§ Written instruction: Please write out the complete listing that follows, exactly as it reads.

§ Dataset excerpts:
----------------------------------------

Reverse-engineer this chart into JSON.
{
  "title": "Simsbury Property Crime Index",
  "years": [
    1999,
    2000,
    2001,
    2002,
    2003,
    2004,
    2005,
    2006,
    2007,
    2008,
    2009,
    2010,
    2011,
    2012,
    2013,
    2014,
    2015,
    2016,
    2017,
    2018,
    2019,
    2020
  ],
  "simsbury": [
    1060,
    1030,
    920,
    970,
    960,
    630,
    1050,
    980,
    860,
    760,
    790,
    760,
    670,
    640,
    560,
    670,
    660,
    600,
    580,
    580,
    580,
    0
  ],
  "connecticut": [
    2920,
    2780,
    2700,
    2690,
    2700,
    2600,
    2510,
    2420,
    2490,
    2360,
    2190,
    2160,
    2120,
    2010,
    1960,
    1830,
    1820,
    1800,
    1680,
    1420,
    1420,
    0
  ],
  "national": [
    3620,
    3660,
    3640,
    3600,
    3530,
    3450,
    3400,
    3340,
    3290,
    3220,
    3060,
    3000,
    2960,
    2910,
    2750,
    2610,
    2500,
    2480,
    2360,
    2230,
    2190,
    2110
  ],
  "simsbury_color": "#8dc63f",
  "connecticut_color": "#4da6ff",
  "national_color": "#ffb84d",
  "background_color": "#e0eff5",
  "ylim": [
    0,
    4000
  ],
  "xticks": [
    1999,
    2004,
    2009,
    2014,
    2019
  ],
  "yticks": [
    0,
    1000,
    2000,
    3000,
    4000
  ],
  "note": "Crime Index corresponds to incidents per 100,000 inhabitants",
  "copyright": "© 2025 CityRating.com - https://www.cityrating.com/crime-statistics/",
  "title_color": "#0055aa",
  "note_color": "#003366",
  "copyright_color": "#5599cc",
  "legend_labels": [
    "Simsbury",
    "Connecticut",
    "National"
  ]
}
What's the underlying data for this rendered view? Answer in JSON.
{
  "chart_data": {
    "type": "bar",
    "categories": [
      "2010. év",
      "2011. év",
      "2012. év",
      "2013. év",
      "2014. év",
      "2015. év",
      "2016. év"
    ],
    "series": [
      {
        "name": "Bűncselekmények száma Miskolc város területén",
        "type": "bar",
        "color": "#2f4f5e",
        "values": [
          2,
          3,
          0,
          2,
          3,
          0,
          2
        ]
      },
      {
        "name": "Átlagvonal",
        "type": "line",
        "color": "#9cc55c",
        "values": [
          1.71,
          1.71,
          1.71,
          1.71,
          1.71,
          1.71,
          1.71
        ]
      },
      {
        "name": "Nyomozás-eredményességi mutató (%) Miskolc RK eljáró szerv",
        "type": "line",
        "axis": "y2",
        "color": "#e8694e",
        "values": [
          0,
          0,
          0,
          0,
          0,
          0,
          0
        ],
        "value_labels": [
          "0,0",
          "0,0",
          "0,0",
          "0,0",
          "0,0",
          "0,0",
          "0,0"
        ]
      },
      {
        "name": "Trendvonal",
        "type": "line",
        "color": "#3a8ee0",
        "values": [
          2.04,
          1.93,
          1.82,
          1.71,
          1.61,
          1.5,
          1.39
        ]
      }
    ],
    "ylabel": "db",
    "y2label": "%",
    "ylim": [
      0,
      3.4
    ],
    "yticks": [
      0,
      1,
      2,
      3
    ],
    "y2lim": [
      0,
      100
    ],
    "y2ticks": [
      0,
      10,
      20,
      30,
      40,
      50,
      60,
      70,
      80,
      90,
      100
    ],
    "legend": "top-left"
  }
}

----------------------------------------

§ Output for this task:
Reverse-engineer this chart into JSON.
{
  "title": "Simsbury Property Crime Index",
  "years": [
    1999,
    2000,
    2001,
    2002,
    2003,
    2004,
    2005,
    2006,
    2007,
    2008,
    2009,
    2010,
    2011,
    2012,
    2013,
    2014,
    2015,
    2016,
    2017,
    2018,
    2019,
    2020
  ],
  "simsbury": [
    1060,
    1030,
    920,
    970,
    960,
    630,
    1050,
    980,
    860,
    760,
    790,
    760,
    670,
    640,
    560,
    670,
    660,
    600,
    580,
    580,
    580,
    0
  ],
  "connecticut": [
    2920,
    2780,
    2700,
    2690,
    2700,
    2600,
    2510,
    2420,
    2490,
    2360,
    2190,
    2160,
    2120,
    2010,
    1960,
    1830,
    1820,
    1800,
    1680,
    1420,
    1420,
    0
  ],
  "national": [
    3620,
    3660,
    3640,
    3600,
    3530,
    3450,
    3400,
    3340,
    3290,
    3220,
    3060,
    3000,
    2960,
    2910,
    2750,
    2610,
    2500,
    2480,
    2360,
    2230,
    2190,
    2110
  ],
  "simsbury_color": "#8dc63f",
  "connecticut_color": "#4da6ff",
  "national_color": "#ffb84d",
  "background_color": "#e0eff5",
  "ylim": [
    0,
    4000
  ],
  "xticks": [
    1999,
    2004,
    2009,
    2014,
    2019
  ],
  "yticks": [
    0,
    1000,
    2000,
    3000,
    4000
  ],
  "note": "Crime Index corresponds to incidents per 100,000 inhabitants",
  "copyright": "© 2025 CityRating.com - https://www.cityrating.com/crime-statistics/",
  "title_color": "#0055aa",
  "note_color": "#003366",
  "copyright_color": "#5599cc",
  "legend_labels": [
    "Simsbury",
    "Connecticut",
    "National"
  ]
}
What's the underlying data for this rendered view? Answer in JSON.
{
  "chart_data": {
    "type": "bar",
    "categories": [
      "2010. év",
      "2011. év",
      "2012. év",
      "2013. év",
      "2014. év",
      "2015. év",
      "2016. év"
    ],
    "series": [
      {
        "name": "Bűncselekmények száma Miskolc város területén",
        "type": "bar",
        "color": "#2f4f5e",
        "values": [
          2,
          3,
          0,
          2,
          3,
          0,
          2
        ]
      },
      {
        "name": "Átlagvonal",
        "type": "line",
        "color": "#9cc55c",
        "values": [
          1.71,
          1.71,
          1.71,
          1.71,
          1.71,
          1.71,
          1.71
        ]
      },
      {
        "name": "Nyomozás-eredményességi mutató (%) Miskolc RK eljáró szerv",
        "type": "line",
        "axis": "y2",
        "color": "#e8694e",
        "values": [
          0,
          0,
          0,
          0,
          0,
          0,
          0
        ],
        "value_labels": [
          "0,0",
          "0,0",
          "0,0",
          "0,0",
          "0,0",
          "0,0",
          "0,0"
        ]
      },
      {
        "name": "Trendvonal",
        "type": "line",
        "color": "#3a8ee0",
        "values": [
          2.04,
          1.93,
          1.82,
          1.71,
          1.61,
          1.5,
          1.39
        ]
      }
    ],
    "ylabel": "db",
    "y2label": "%",
    "ylim": [
      0,
      3.4
    ],
    "yticks": [
      0,
      1,
      2,
      3
    ],
    "y2lim": [
      0,
      100
    ],
    "y2ticks": [
      0,
      10,
      20,
      30,
      40,
      50,
      60,
      70,
      80,
      90,
      100
    ],
    "legend": "top-left"
  }
}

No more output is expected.